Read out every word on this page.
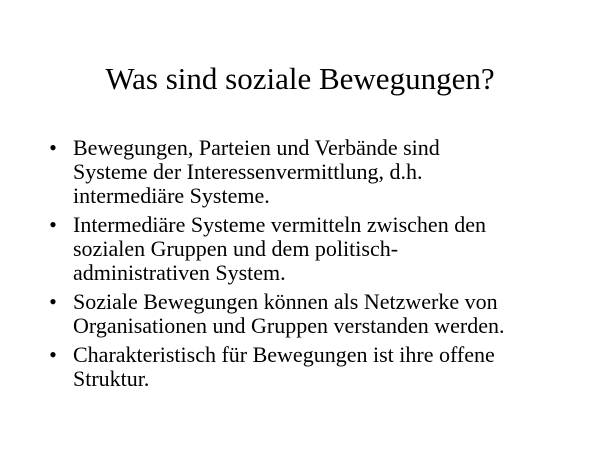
Was sind soziale Bewegungen?
• Bewegungen, Parteien und Verbände sind
Systeme der Interessenvermittlung, d.h.
intermediäre Systeme.
• Intermediäre Systeme vermitteln zwischen den
sozialen Gruppen und dem politisch-
administrativen System.
• Soziale Bewegungen können als Netzwerke von
Organisationen und Gruppen verstanden werden.
• Charakteristisch für Bewegungen ist ihre offene
Struktur.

=-=-=-=-=

Stated goal » Transcribe all the records above word for word, without their images.

Exercise output »
Read out every word on this page.
Was sind soziale Bewegungen?
• Bewegungen, Parteien und Verbände sind
Systeme der Interessenvermittlung, d.h.
intermediäre Systeme.
• Intermediäre Systeme vermitteln zwischen den
sozialen Gruppen und dem politisch-
administrativen System.
• Soziale Bewegungen können als Netzwerke von
Organisationen und Gruppen verstanden werden.
• Charakteristisch für Bewegungen ist ihre offene
Struktur.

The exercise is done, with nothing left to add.